• What is needed
Copy out the listing exactly.

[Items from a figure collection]
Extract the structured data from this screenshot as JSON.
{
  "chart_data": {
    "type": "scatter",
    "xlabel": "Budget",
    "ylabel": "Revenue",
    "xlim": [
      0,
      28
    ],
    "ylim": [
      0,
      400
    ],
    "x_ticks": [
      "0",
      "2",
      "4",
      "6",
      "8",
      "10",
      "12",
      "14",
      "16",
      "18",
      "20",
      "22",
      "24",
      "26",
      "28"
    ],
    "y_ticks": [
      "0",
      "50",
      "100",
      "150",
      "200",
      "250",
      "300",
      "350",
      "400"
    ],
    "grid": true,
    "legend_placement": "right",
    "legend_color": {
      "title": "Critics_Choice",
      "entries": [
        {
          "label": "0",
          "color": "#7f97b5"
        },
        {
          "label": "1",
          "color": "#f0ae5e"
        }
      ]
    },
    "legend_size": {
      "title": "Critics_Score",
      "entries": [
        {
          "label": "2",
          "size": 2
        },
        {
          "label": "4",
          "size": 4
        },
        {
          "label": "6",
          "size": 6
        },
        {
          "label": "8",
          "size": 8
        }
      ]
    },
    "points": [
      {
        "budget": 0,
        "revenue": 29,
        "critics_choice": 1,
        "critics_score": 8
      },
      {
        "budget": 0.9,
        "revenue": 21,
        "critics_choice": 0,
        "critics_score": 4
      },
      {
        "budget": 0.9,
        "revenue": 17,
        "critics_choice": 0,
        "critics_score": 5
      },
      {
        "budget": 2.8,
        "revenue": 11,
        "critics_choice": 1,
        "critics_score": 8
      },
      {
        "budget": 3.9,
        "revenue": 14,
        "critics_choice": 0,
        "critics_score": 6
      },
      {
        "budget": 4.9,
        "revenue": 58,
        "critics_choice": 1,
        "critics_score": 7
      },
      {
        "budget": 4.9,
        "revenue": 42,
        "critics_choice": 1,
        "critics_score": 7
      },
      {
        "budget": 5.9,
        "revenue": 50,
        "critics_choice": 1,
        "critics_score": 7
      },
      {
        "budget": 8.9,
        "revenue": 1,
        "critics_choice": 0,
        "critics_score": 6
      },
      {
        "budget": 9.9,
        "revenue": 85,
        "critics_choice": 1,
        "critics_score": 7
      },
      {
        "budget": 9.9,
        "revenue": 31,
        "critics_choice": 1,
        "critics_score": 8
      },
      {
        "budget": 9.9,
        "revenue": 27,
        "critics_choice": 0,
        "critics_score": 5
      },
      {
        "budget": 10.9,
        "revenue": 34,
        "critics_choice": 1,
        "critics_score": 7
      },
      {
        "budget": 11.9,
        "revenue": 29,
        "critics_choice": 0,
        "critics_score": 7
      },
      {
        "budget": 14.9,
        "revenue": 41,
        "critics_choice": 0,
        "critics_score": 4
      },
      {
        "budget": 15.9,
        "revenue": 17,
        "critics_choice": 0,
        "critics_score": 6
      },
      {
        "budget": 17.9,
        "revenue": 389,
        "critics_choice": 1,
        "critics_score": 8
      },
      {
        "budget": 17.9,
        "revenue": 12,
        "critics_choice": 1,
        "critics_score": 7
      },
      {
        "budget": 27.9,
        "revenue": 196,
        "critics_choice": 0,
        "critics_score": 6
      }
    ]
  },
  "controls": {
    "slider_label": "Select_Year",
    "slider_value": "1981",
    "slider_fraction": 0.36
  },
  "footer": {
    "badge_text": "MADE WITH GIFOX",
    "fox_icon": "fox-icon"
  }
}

• The completed task
Extract the structured data from this screenshot as JSON.
{
  "chart_data": {
    "type": "scatter",
    "xlabel": "Budget",
    "ylabel": "Revenue",
    "xlim": [
      0,
      28
    ],
    "ylim": [
      0,
      400
    ],
    "x_ticks": [
      "0",
      "2",
      "4",
      "6",
      "8",
      "10",
      "12",
      "14",
      "16",
      "18",
      "20",
      "22",
      "24",
      "26",
      "28"
    ],
    "y_ticks": [
      "0",
      "50",
      "100",
      "150",
      "200",
      "250",
      "300",
      "350",
      "400"
    ],
    "grid": true,
    "legend_placement": "right",
    "legend_color": {
      "title": "Critics_Choice",
      "entries": [
        {
          "label": "0",
          "color": "#7f97b5"
        },
        {
          "label": "1",
          "color": "#f0ae5e"
        }
      ]
    },
    "legend_size": {
      "title": "Critics_Score",
      "entries": [
        {
          "label": "2",
          "size": 2
        },
        {
          "label": "4",
          "size": 4
        },
        {
          "label": "6",
          "size": 6
        },
        {
          "label": "8",
          "size": 8
        }
      ]
    },
    "points": [
      {
        "budget": 0,
        "revenue": 29,
        "critics_choice": 1,
        "critics_score": 8
      },
      {
        "budget": 0.9,
        "revenue": 21,
        "critics_choice": 0,
        "critics_score": 4
      },
      {
        "budget": 0.9,
        "revenue": 17,
        "critics_choice": 0,
        "critics_score": 5
      },
      {
        "budget": 2.8,
        "revenue": 11,
        "critics_choice": 1,
        "critics_score": 8
      },
      {
        "budget": 3.9,
        "revenue": 14,
        "critics_choice": 0,
        "critics_score": 6
      },
      {
        "budget": 4.9,
        "revenue": 58,
        "critics_choice": 1,
        "critics_score": 7
      },
      {
        "budget": 4.9,
        "revenue": 42,
        "critics_choice": 1,
        "critics_score": 7
      },
      {
        "budget": 5.9,
        "revenue": 50,
        "critics_choice": 1,
        "critics_score": 7
      },
      {
        "budget": 8.9,
        "revenue": 1,
        "critics_choice": 0,
        "critics_score": 6
      },
      {
        "budget": 9.9,
        "revenue": 85,
        "critics_choice": 1,
        "critics_score": 7
      },
      {
        "budget": 9.9,
        "revenue": 31,
        "critics_choice": 1,
        "critics_score": 8
      },
      {
        "budget": 9.9,
        "revenue": 27,
        "critics_choice": 0,
        "critics_score": 5
      },
      {
        "budget": 10.9,
        "revenue": 34,
        "critics_choice": 1,
        "critics_score": 7
      },
      {
        "budget": 11.9,
        "revenue": 29,
        "critics_choice": 0,
        "critics_score": 7
      },
      {
        "budget": 14.9,
        "revenue": 41,
        "critics_choice": 0,
        "critics_score": 4
      },
      {
        "budget": 15.9,
        "revenue": 17,
        "critics_choice": 0,
        "critics_score": 6
      },
      {
        "budget": 17.9,
        "revenue": 389,
        "critics_choice": 1,
        "critics_score": 8
      },
      {
        "budget": 17.9,
        "revenue": 12,
        "critics_choice": 1,
        "critics_score": 7
      },
      {
        "budget": 27.9,
        "revenue": 196,
        "critics_choice": 0,
        "critics_score": 6
      }
    ]
  },
  "controls": {
    "slider_label": "Select_Year",
    "slider_value": "1981",
    "slider_fraction": 0.36
  },
  "footer": {
    "badge_text": "MADE WITH GIFOX",
    "fox_icon": "fox-icon"
  }
}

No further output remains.